» **THE PROBLEM**
Gather every line from the entries below that includes "composés".

Dataset records:
* START *

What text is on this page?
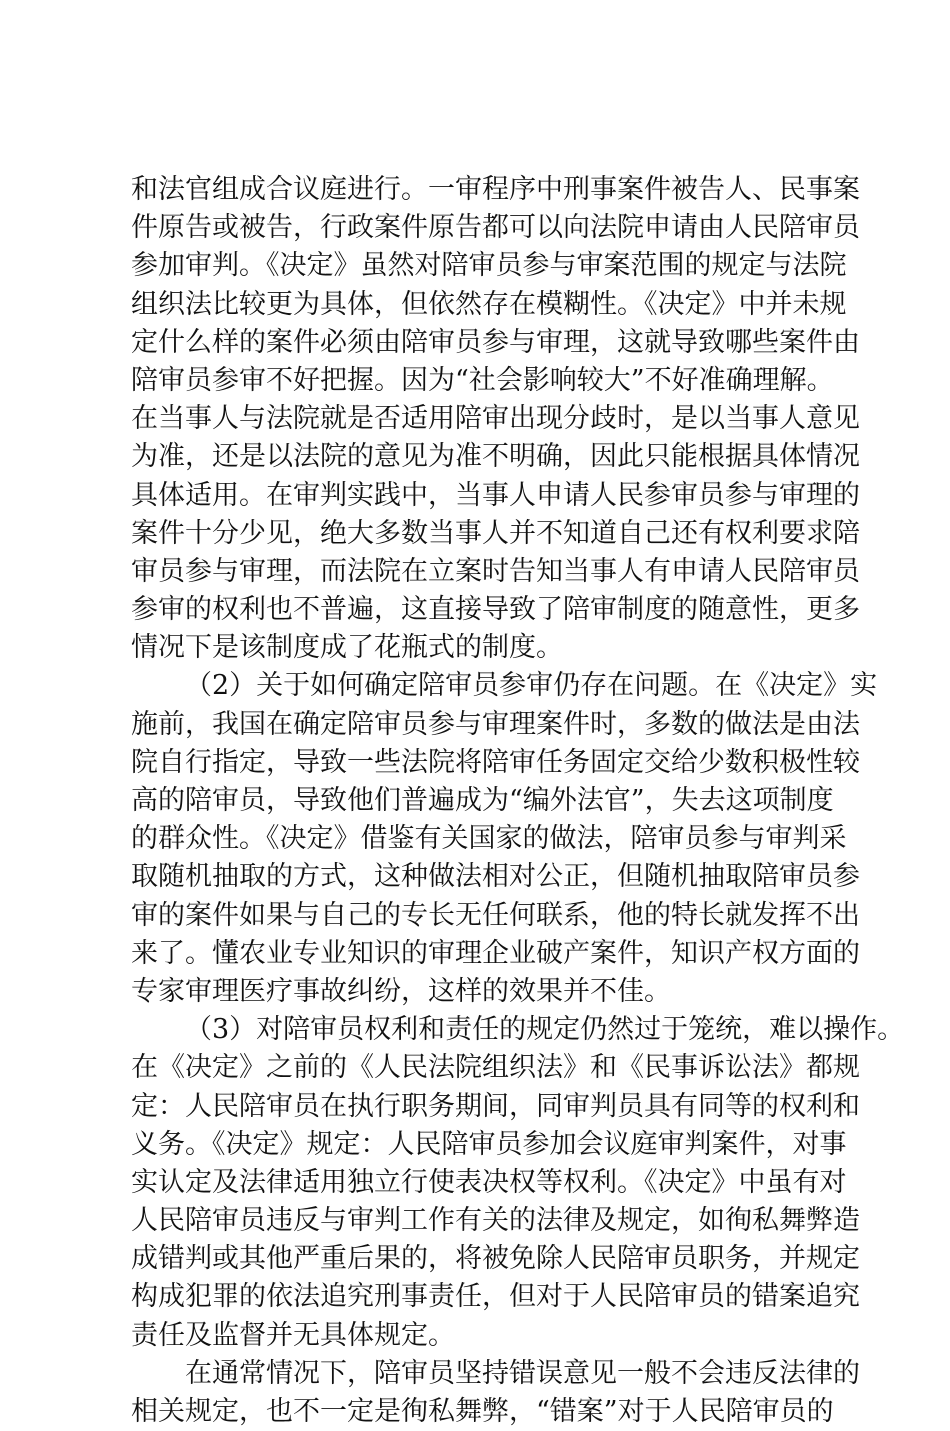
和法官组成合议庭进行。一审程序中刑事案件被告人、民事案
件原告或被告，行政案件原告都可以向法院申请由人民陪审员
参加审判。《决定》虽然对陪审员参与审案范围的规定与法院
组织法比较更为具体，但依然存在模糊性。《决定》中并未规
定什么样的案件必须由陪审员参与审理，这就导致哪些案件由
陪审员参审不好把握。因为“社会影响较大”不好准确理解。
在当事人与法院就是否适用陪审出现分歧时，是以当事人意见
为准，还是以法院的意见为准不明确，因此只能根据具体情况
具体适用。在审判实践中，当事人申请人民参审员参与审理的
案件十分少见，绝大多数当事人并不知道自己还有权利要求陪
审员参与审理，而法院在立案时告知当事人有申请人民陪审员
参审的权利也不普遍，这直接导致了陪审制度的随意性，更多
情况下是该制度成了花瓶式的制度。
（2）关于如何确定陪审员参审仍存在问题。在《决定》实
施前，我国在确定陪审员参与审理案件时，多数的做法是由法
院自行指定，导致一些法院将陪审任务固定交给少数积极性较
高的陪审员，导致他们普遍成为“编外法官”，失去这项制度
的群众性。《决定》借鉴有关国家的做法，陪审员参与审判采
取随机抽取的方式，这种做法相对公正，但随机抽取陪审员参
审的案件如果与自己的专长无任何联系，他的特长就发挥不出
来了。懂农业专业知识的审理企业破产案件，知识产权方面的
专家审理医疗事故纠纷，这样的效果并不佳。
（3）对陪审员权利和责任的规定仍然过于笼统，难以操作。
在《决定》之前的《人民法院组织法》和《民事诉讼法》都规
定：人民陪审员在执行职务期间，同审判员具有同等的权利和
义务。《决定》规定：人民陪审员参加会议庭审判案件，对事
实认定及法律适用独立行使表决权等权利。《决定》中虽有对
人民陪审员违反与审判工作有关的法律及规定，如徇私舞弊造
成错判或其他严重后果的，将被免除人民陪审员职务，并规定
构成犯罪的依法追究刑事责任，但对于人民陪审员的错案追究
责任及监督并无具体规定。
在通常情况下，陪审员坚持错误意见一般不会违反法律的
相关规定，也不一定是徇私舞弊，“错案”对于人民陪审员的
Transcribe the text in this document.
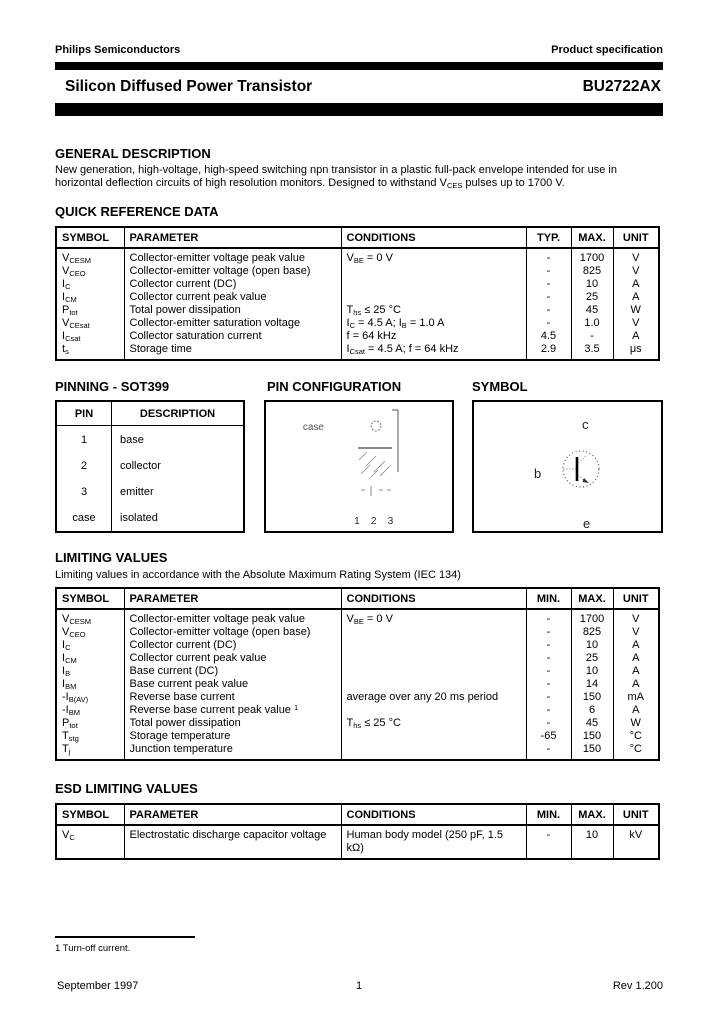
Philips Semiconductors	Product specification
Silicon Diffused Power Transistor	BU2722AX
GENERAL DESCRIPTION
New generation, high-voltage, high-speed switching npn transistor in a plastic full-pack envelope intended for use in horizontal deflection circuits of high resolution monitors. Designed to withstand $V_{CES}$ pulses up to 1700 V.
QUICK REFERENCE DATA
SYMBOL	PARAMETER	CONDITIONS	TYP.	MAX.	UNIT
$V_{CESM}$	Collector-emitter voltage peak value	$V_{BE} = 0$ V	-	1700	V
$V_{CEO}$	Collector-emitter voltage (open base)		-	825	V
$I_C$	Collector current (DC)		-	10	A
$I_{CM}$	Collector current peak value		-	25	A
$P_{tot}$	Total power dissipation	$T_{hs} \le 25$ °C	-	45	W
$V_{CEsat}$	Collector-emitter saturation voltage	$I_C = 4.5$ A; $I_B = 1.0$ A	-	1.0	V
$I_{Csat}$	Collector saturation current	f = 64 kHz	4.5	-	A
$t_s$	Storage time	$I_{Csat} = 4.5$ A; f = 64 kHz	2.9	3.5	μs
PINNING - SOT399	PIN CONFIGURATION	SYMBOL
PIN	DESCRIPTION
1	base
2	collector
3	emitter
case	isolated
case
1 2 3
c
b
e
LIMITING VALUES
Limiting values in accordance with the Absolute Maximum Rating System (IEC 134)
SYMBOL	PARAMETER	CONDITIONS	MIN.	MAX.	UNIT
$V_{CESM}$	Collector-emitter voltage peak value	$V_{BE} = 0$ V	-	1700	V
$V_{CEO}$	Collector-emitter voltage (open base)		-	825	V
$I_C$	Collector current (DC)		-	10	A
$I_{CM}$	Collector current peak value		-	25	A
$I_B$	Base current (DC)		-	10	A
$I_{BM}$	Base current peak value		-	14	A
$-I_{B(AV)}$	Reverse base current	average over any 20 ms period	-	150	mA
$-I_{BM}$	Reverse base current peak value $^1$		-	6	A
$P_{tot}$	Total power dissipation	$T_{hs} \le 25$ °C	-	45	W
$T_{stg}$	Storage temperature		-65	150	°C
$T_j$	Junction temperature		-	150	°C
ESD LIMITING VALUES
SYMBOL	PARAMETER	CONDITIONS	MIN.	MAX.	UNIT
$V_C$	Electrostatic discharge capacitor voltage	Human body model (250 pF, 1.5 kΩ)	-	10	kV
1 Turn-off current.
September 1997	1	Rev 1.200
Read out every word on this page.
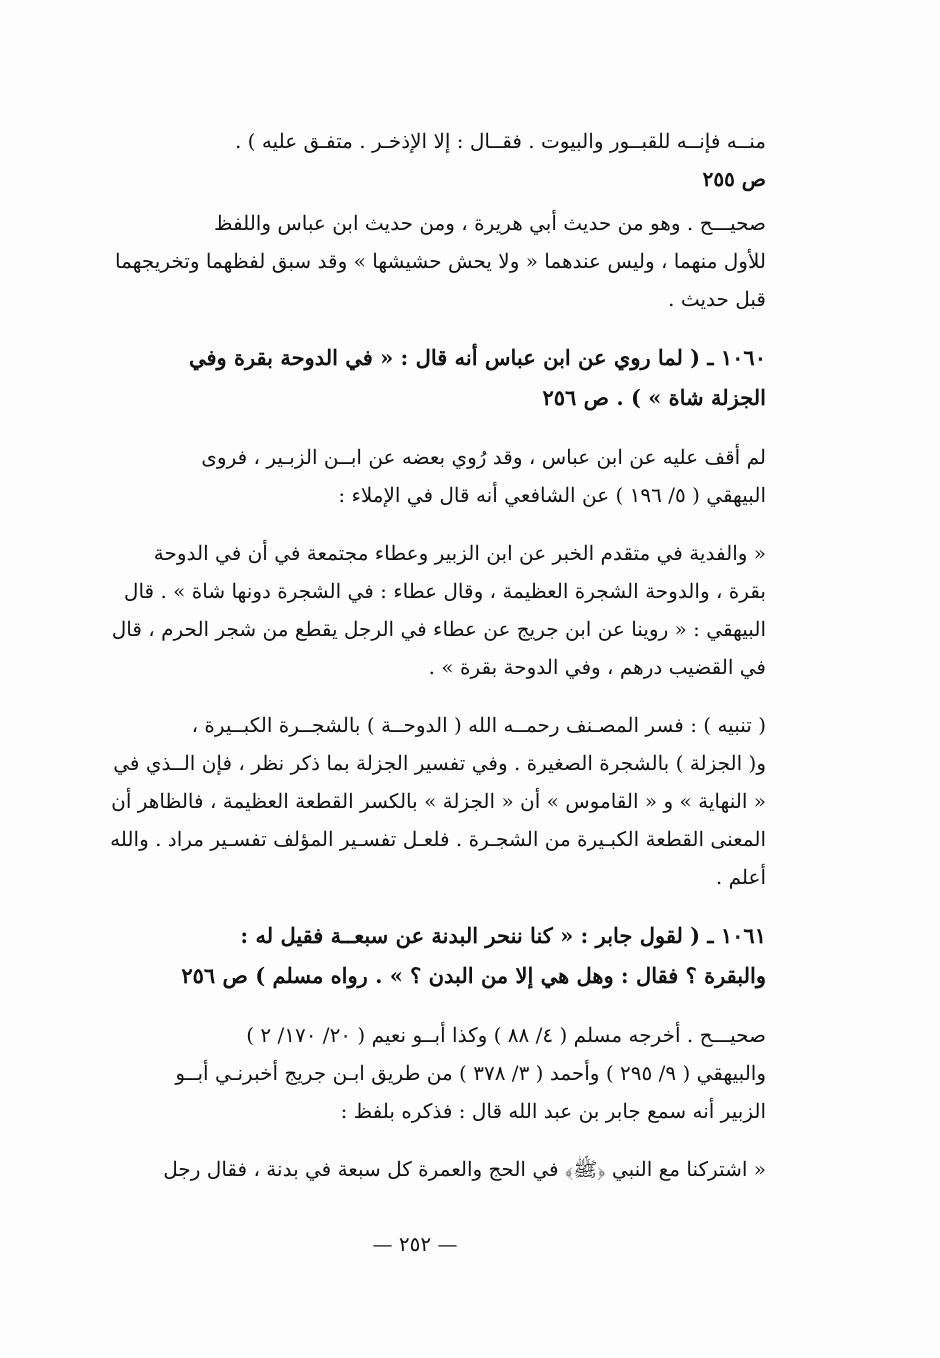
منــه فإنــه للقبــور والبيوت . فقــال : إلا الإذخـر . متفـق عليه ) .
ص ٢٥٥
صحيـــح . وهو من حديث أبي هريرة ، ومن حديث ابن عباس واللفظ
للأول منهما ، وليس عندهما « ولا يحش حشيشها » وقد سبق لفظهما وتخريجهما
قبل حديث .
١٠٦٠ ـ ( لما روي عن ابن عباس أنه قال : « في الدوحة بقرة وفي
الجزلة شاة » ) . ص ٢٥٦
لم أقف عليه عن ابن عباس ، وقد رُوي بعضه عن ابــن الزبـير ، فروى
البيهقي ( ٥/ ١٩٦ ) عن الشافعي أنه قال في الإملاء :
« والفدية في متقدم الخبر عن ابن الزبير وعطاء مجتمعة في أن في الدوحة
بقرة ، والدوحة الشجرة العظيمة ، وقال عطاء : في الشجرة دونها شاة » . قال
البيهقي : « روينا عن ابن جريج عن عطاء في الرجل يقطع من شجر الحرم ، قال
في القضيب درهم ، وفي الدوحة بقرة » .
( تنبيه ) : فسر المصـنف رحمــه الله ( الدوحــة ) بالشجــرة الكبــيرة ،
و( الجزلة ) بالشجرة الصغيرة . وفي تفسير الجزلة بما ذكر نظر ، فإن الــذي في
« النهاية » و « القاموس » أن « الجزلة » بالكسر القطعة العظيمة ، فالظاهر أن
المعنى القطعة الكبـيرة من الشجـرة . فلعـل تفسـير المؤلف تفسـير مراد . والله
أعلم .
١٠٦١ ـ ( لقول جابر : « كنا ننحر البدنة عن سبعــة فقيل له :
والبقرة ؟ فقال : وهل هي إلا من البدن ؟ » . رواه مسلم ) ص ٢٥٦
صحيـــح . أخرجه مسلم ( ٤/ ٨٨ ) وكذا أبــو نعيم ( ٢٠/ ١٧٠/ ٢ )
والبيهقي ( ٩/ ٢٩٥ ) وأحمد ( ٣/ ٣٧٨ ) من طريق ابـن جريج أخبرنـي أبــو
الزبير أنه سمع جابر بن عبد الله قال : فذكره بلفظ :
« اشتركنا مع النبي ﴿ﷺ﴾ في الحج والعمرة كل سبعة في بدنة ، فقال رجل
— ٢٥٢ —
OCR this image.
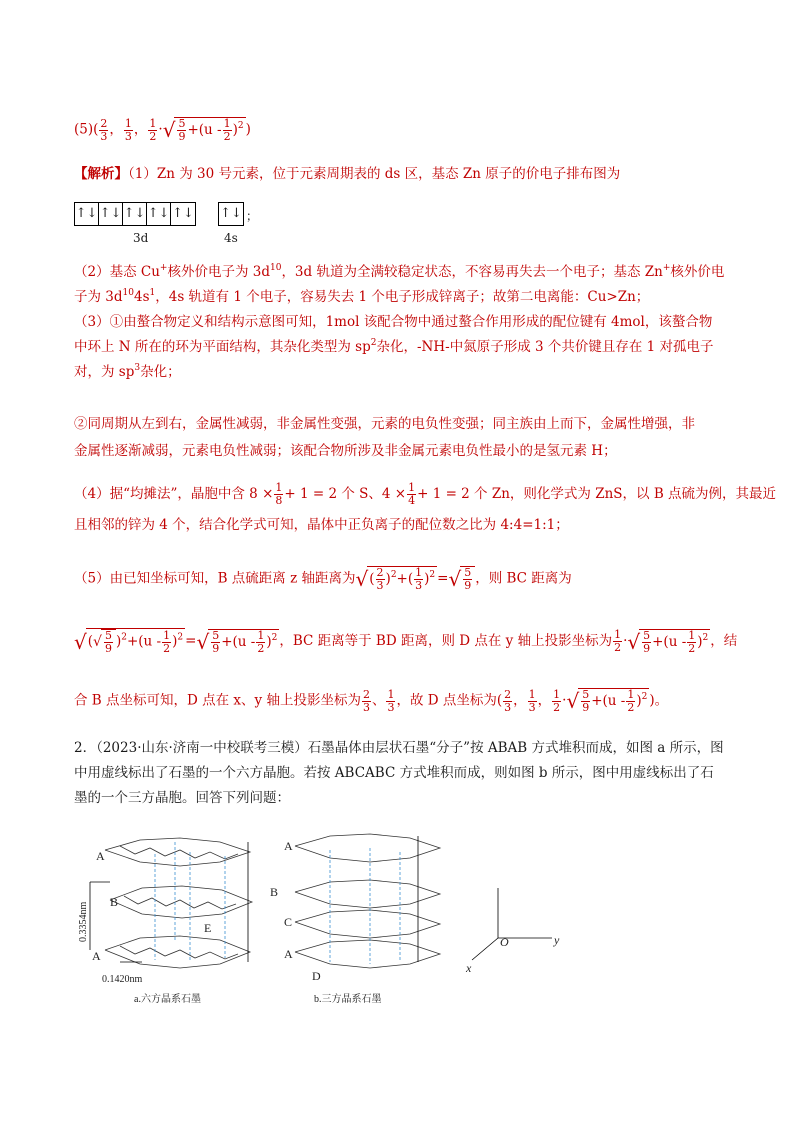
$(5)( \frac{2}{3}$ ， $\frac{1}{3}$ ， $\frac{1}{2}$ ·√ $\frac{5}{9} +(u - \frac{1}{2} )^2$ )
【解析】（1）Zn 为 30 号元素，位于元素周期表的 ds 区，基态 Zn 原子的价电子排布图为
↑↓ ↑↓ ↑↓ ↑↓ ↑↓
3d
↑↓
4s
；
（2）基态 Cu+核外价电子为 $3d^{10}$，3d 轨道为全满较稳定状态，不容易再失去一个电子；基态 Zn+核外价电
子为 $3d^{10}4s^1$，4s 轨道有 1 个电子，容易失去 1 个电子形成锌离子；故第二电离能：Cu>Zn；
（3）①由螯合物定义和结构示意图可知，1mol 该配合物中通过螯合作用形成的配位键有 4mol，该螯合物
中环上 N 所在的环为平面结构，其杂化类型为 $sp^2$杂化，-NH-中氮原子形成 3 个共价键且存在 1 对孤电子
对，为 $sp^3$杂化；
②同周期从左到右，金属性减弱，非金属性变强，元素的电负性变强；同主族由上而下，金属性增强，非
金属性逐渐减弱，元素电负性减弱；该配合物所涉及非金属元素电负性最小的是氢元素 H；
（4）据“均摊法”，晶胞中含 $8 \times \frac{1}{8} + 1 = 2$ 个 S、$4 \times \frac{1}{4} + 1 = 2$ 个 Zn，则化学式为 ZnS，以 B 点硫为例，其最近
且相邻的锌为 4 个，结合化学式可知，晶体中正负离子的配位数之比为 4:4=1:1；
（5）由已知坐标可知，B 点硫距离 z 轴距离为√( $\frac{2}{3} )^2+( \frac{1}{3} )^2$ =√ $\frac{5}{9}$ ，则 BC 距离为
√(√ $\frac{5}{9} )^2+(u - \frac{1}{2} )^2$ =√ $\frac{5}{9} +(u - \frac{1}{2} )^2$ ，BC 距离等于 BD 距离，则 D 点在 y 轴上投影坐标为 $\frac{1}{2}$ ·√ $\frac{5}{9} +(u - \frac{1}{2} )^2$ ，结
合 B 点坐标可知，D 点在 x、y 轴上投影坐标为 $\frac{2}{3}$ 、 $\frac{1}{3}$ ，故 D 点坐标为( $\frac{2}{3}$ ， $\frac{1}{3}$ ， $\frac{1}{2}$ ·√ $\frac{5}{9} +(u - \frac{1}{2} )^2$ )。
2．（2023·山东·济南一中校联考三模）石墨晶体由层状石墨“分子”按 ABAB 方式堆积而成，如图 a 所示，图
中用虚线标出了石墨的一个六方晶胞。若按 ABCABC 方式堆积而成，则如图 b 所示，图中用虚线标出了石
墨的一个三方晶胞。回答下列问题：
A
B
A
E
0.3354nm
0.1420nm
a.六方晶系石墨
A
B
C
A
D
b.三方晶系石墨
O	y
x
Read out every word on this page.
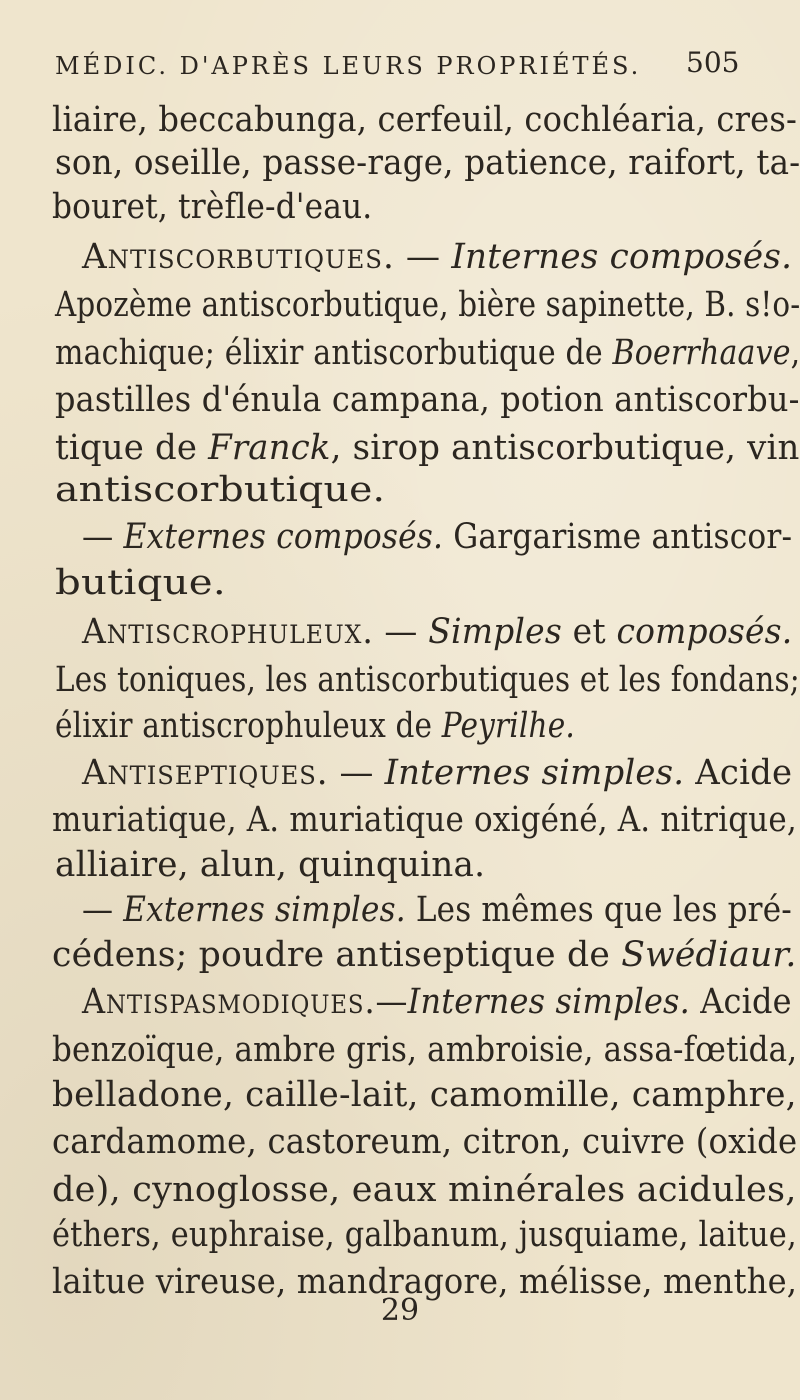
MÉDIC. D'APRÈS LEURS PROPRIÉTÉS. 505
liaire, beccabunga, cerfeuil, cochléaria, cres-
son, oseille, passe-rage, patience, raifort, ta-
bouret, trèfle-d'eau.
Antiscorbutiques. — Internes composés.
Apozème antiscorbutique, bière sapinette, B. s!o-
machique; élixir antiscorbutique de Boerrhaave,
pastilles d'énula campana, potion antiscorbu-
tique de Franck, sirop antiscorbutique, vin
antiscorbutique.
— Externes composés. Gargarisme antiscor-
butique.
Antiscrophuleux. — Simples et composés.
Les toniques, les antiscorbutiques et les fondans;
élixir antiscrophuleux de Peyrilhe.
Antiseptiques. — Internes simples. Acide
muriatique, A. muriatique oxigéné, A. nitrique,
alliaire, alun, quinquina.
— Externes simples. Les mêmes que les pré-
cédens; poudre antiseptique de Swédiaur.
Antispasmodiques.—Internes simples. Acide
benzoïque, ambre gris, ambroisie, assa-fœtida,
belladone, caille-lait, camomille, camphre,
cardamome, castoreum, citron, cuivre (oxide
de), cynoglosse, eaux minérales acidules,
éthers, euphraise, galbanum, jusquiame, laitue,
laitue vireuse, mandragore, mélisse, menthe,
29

* END *

» **COMPLETE ANSWER**
Antiscorbutiques. — Internes composés.
— Externes composés. Gargarisme antiscor-
Antiscrophuleux. — Simples et composés.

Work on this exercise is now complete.